• _Brief_
In the records below, pick out all lines containing the word "title".
* * * *
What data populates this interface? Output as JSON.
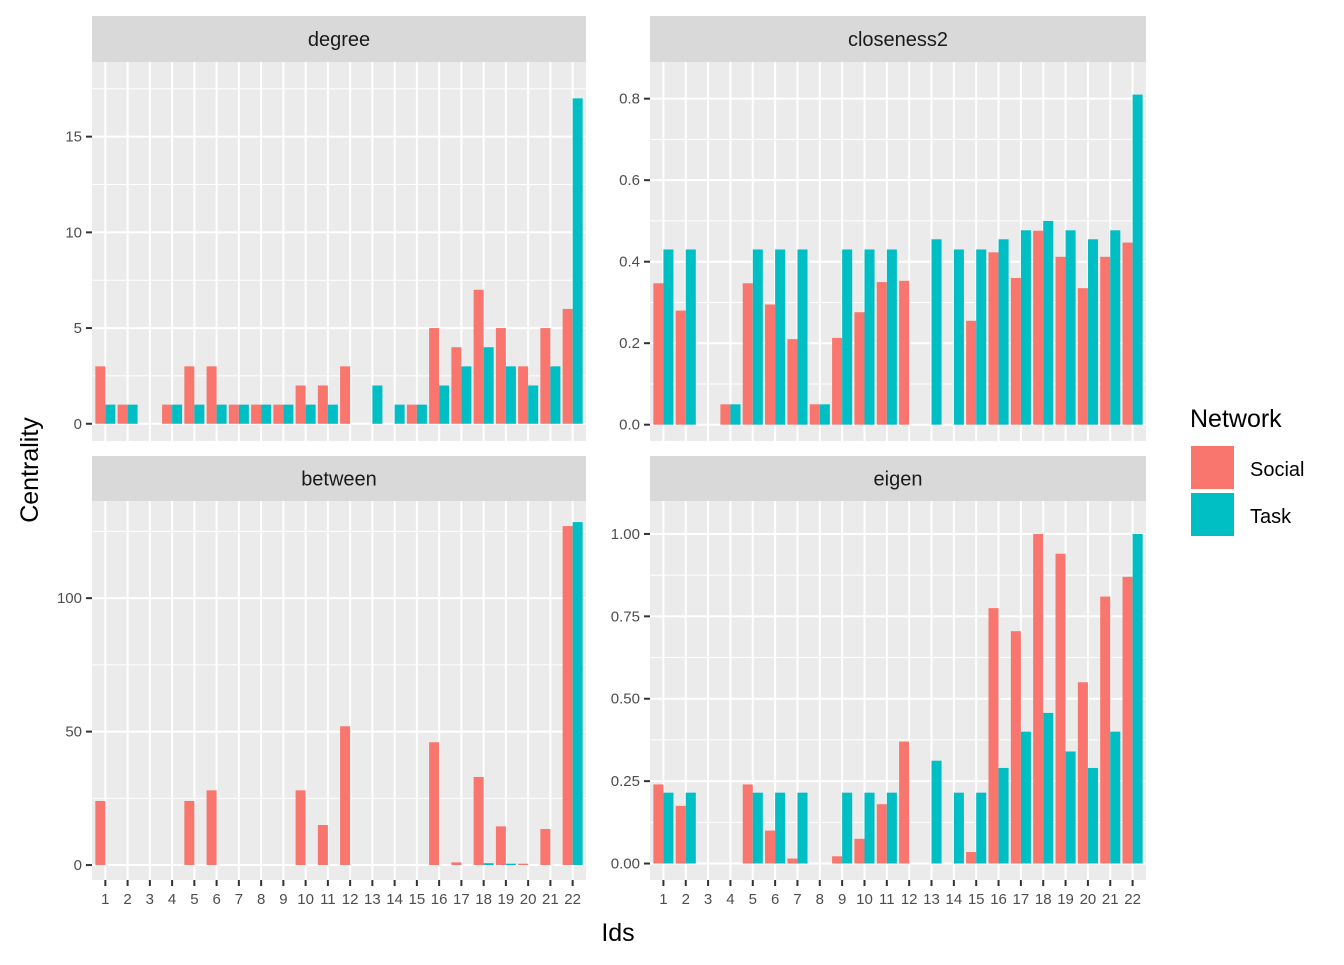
{
  "chart_data": {
    "type": "bar",
    "layout": "facet-grid-2x2",
    "xlabel": "Ids",
    "ylabel": "Centrality",
    "categories": [
      "1",
      "2",
      "3",
      "4",
      "5",
      "6",
      "7",
      "8",
      "9",
      "10",
      "11",
      "12",
      "13",
      "14",
      "15",
      "16",
      "17",
      "18",
      "19",
      "20",
      "21",
      "22"
    ],
    "legend": {
      "title": "Network",
      "placement": "right",
      "items": [
        {
          "name": "Social",
          "color": "#F8766D"
        },
        {
          "name": "Task",
          "color": "#00BFC4"
        }
      ]
    },
    "panels": [
      {
        "title": "degree",
        "ylim": [
          -0.9,
          18.9
        ],
        "yticks": [
          0,
          5,
          10,
          15
        ],
        "ytick_labels": [
          "0",
          "5",
          "10",
          "15"
        ],
        "series": [
          {
            "name": "Social",
            "values": [
              3,
              1,
              0,
              1,
              3,
              3,
              1,
              1,
              1,
              2,
              2,
              3,
              0,
              0,
              1,
              5,
              4,
              7,
              5,
              3,
              5,
              6
            ]
          },
          {
            "name": "Task",
            "values": [
              1,
              1,
              0,
              1,
              1,
              1,
              1,
              1,
              1,
              1,
              1,
              0,
              2,
              1,
              1,
              2,
              3,
              4,
              3,
              2,
              3,
              17
            ]
          }
        ]
      },
      {
        "title": "closeness2",
        "ylim": [
          -0.04,
          0.89
        ],
        "yticks": [
          0,
          0.2,
          0.4,
          0.6,
          0.8
        ],
        "ytick_labels": [
          "0.0",
          "0.2",
          "0.4",
          "0.6",
          "0.8"
        ],
        "series": [
          {
            "name": "Social",
            "values": [
              0.347,
              0.28,
              0,
              0.05,
              0.347,
              0.295,
              0.21,
              0.05,
              0.213,
              0.276,
              0.35,
              0.353,
              0,
              0,
              0.255,
              0.423,
              0.36,
              0.476,
              0.412,
              0.335,
              0.412,
              0.447
            ]
          },
          {
            "name": "Task",
            "values": [
              0.43,
              0.43,
              0,
              0.05,
              0.43,
              0.43,
              0.43,
              0.05,
              0.43,
              0.43,
              0.43,
              0,
              0.455,
              0.43,
              0.43,
              0.455,
              0.477,
              0.5,
              0.477,
              0.455,
              0.477,
              0.81
            ]
          }
        ]
      },
      {
        "title": "between",
        "ylim": [
          -5.6,
          136.4
        ],
        "yticks": [
          0,
          50,
          100
        ],
        "ytick_labels": [
          "0",
          "50",
          "100"
        ],
        "series": [
          {
            "name": "Social",
            "values": [
              24,
              0,
              0,
              0,
              24,
              28,
              0,
              0,
              0,
              28,
              15,
              52,
              0,
              0,
              0,
              46,
              1,
              33,
              14.5,
              0.5,
              13.5,
              127
            ]
          },
          {
            "name": "Task",
            "values": [
              0,
              0,
              0,
              0,
              0,
              0,
              0,
              0,
              0,
              0,
              0,
              0,
              0,
              0,
              0,
              0,
              0,
              0.7,
              0.5,
              0,
              0,
              128.5
            ]
          }
        ]
      },
      {
        "title": "eigen",
        "ylim": [
          -0.05,
          1.1
        ],
        "yticks": [
          0,
          0.25,
          0.5,
          0.75,
          1.0
        ],
        "ytick_labels": [
          "0.00",
          "0.25",
          "0.50",
          "0.75",
          "1.00"
        ],
        "series": [
          {
            "name": "Social",
            "values": [
              0.24,
              0.175,
              0,
              0,
              0.24,
              0.1,
              0.015,
              0,
              0.022,
              0.075,
              0.18,
              0.37,
              0,
              0,
              0.035,
              0.775,
              0.705,
              1.0,
              0.94,
              0.55,
              0.81,
              0.87
            ]
          },
          {
            "name": "Task",
            "values": [
              0.215,
              0.215,
              0,
              0,
              0.215,
              0.215,
              0.215,
              0,
              0.215,
              0.215,
              0.215,
              0,
              0.312,
              0.215,
              0.215,
              0.29,
              0.4,
              0.457,
              0.34,
              0.29,
              0.4,
              1.0
            ]
          }
        ]
      }
    ]
  }
}
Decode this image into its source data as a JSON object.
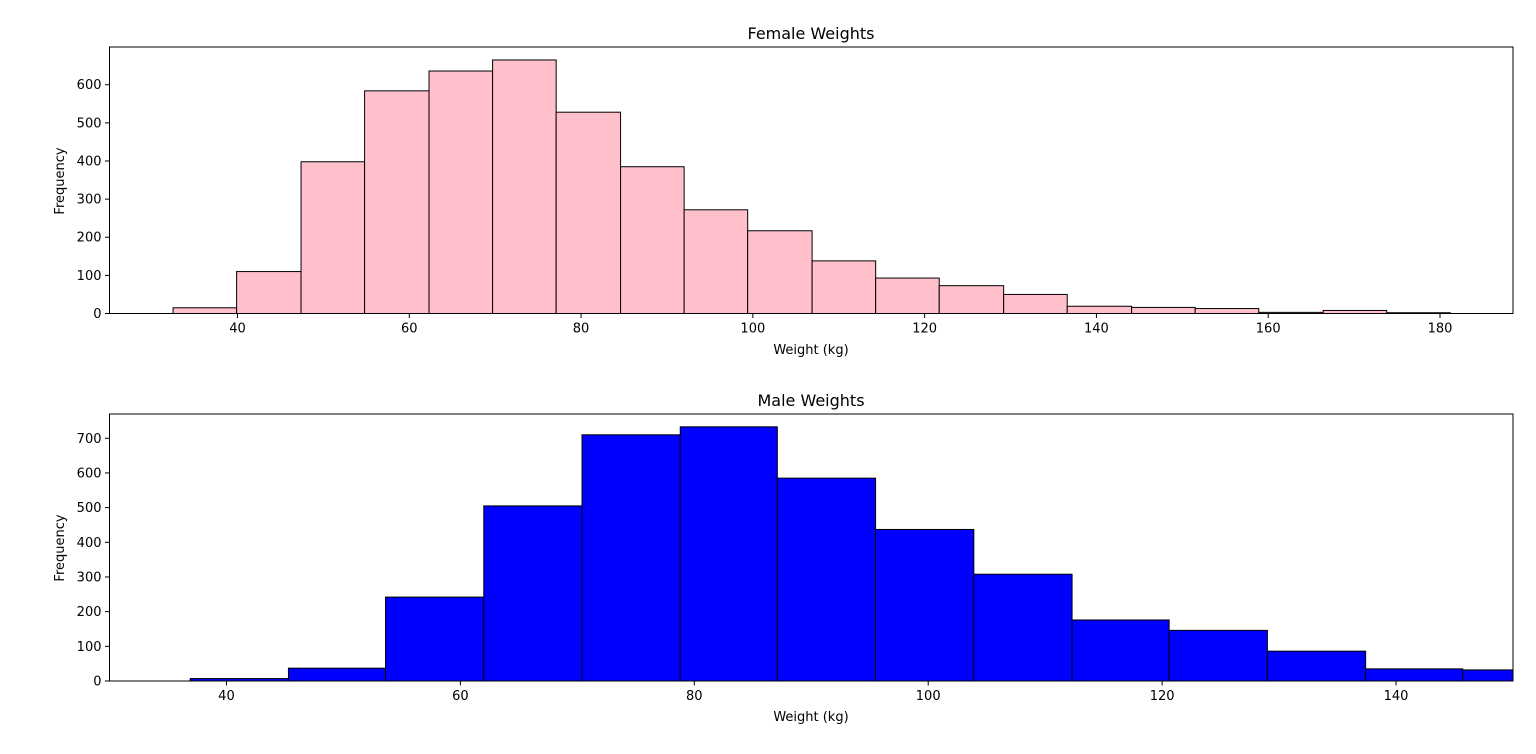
{
  "chart_data": [
    {
      "type": "bar",
      "title": "Female Weights",
      "xlabel": "Weight (kg)",
      "ylabel": "Frequency",
      "color": "#ffc0cb",
      "edgecolor": "#000000",
      "xlim": [
        25.1,
        188.5
      ],
      "ylim": [
        0,
        699
      ],
      "xticks": [
        40,
        60,
        80,
        100,
        120,
        140,
        160,
        180
      ],
      "yticks": [
        0,
        100,
        200,
        300,
        400,
        500,
        600
      ],
      "grid": false,
      "bins": [
        {
          "x0": 32.5,
          "x1": 39.9,
          "value": 15
        },
        {
          "x0": 39.9,
          "x1": 47.4,
          "value": 110
        },
        {
          "x0": 47.4,
          "x1": 54.8,
          "value": 398
        },
        {
          "x0": 54.8,
          "x1": 62.3,
          "value": 584
        },
        {
          "x0": 62.3,
          "x1": 69.7,
          "value": 636
        },
        {
          "x0": 69.7,
          "x1": 77.1,
          "value": 665
        },
        {
          "x0": 77.1,
          "x1": 84.6,
          "value": 528
        },
        {
          "x0": 84.6,
          "x1": 92.0,
          "value": 385
        },
        {
          "x0": 92.0,
          "x1": 99.4,
          "value": 272
        },
        {
          "x0": 99.4,
          "x1": 106.9,
          "value": 217
        },
        {
          "x0": 106.9,
          "x1": 114.3,
          "value": 138
        },
        {
          "x0": 114.3,
          "x1": 121.7,
          "value": 93
        },
        {
          "x0": 121.7,
          "x1": 129.2,
          "value": 73
        },
        {
          "x0": 129.2,
          "x1": 136.6,
          "value": 50
        },
        {
          "x0": 136.6,
          "x1": 144.1,
          "value": 19
        },
        {
          "x0": 144.1,
          "x1": 151.5,
          "value": 16
        },
        {
          "x0": 151.5,
          "x1": 158.9,
          "value": 13
        },
        {
          "x0": 158.9,
          "x1": 166.4,
          "value": 3
        },
        {
          "x0": 166.4,
          "x1": 173.8,
          "value": 8
        },
        {
          "x0": 173.8,
          "x1": 181.2,
          "value": 2
        }
      ]
    },
    {
      "type": "bar",
      "title": "Male Weights",
      "xlabel": "Weight (kg)",
      "ylabel": "Frequency",
      "color": "#0000ff",
      "edgecolor": "#000000",
      "xlim": [
        30,
        150
      ],
      "ylim": [
        0,
        770
      ],
      "xticks": [
        40,
        60,
        80,
        100,
        120,
        140
      ],
      "yticks": [
        0,
        100,
        200,
        300,
        400,
        500,
        600,
        700
      ],
      "grid": false,
      "bins": [
        {
          "x0": 36.9,
          "x1": 45.3,
          "value": 7
        },
        {
          "x0": 45.3,
          "x1": 53.6,
          "value": 37
        },
        {
          "x0": 53.6,
          "x1": 62.0,
          "value": 242
        },
        {
          "x0": 62.0,
          "x1": 70.4,
          "value": 505
        },
        {
          "x0": 70.4,
          "x1": 78.8,
          "value": 710
        },
        {
          "x0": 78.8,
          "x1": 87.1,
          "value": 733
        },
        {
          "x0": 87.1,
          "x1": 95.5,
          "value": 585
        },
        {
          "x0": 95.5,
          "x1": 103.9,
          "value": 437
        },
        {
          "x0": 103.9,
          "x1": 112.3,
          "value": 308
        },
        {
          "x0": 112.3,
          "x1": 120.6,
          "value": 176
        },
        {
          "x0": 120.6,
          "x1": 129.0,
          "value": 146
        },
        {
          "x0": 129.0,
          "x1": 137.4,
          "value": 86
        },
        {
          "x0": 137.4,
          "x1": 145.7,
          "value": 35
        },
        {
          "x0": 145.7,
          "x1": 154.1,
          "value": 32
        }
      ]
    }
  ]
}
* * * *
• _Exercise output_
      "title": "Network",
        "title": "degree",
        "title": "closeness2",
        "title": "between",
        "title": "eigen",
      "title": "Female Weights",
      "title": "Male Weights",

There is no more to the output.